---------- Gezeigter Textauszug ----------
"Bei euch spüre ich, dass ihr echte Christen seid", berichtete Kardinal Schönborn, von einem muslimischen Flüchtling aus Syrien "Im Journal zu Gast".
"Bei euch spüre ich, dass ihr echte Christen seid", berichtete Kardinal Schönborn, von einem muslimischen Flüchtling aus Syrien "Im Journal zu Gast".
Wiener Erzbischof im "Journal zu Gast": "Auch ich habe manchmal Angst".
Für eine massive Stärkung der Entwicklungshilfe hat sich der Wiener Erzbischof Christoph Schönborn angesichts der aktuellen Flüchtlingssituation ausgesprochen. Aktiver Umgang mit der Realität sei besser als Rückzug, erklärte Kardinal Schönborn am Samstag, 26. September 2015 in der Ö1-Radioreihe "Journal zu Gast". Kostspielige Grenzzäune würden die Migrationsbewegungen nicht stoppen, vielmehr sei es notwendig, Schutzsuchende aufzunehmen und gleichzeitig zu Frieden und Entwicklung in den Krisenregionen beizutragen, betonte der Kardinal.
Dass Österreich und die meisten EU-Länder die Entwicklungshilfe in den letzten Jahren massiv zurückgeschraubt hätten, sei "sicher ein Fehler" gewesen, betonte Kardinal Schönborn. Die nun erforderlichen Flüchtlings-Hilfeleistungen im Inland würden deutlich umfassender und kostspieliger ausfallen als rechtzeitige Maßnahmen, um Menschen ein Bleiben in der Heimat zu ermöglichen, erfordert hätten. Frieden in den Kriegsregionen sei eine weitaus bessere Lösung als Waffenlieferungen, so der Kardinal. Erfreut zeigte er sich darüber, dass in Europa nun umzudenken beginne und dass "klar gesagt wird, dass man an die Quellen der Flüchtlingsströme gehen muss."
---------- Bereitgestellte Daten ----------
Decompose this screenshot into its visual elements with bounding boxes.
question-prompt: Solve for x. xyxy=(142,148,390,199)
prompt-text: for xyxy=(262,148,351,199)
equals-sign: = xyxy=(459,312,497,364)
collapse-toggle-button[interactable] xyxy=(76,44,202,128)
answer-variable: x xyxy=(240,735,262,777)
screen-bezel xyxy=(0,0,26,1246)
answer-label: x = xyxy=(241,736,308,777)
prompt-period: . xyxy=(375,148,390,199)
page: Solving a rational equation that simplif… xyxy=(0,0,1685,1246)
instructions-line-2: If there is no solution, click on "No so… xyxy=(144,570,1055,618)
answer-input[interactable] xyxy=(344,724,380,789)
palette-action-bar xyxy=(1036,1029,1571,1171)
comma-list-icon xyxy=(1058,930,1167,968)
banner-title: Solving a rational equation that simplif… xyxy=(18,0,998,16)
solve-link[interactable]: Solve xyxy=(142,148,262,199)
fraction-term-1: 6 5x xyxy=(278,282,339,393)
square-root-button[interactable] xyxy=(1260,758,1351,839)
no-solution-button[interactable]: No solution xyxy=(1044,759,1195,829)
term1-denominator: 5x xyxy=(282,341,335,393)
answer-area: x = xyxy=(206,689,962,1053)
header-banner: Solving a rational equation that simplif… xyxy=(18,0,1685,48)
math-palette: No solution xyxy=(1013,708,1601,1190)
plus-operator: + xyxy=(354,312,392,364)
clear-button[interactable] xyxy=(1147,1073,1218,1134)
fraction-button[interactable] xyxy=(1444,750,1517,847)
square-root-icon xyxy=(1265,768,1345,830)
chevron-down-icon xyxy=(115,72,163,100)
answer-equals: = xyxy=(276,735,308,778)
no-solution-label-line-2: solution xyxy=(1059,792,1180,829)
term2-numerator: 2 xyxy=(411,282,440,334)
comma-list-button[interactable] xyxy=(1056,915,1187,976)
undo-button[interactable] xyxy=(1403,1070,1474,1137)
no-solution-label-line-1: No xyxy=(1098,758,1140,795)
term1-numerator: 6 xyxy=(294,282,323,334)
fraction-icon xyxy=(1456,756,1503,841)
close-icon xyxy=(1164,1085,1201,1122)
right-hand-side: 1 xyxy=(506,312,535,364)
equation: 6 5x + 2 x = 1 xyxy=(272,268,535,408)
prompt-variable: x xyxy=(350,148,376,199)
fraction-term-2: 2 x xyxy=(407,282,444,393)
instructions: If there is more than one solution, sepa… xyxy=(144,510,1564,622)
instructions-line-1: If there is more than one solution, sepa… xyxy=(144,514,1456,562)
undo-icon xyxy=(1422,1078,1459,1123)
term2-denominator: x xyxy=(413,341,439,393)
----------
In welcher Radioreihe äußerte sich Kardinal Schönborn laut dem Text über die Flüchtlingssituation am 26. September 2015?

**Lösung der Aufgabe:** In der Ö1-Radioreihe „Journal zu Gast“.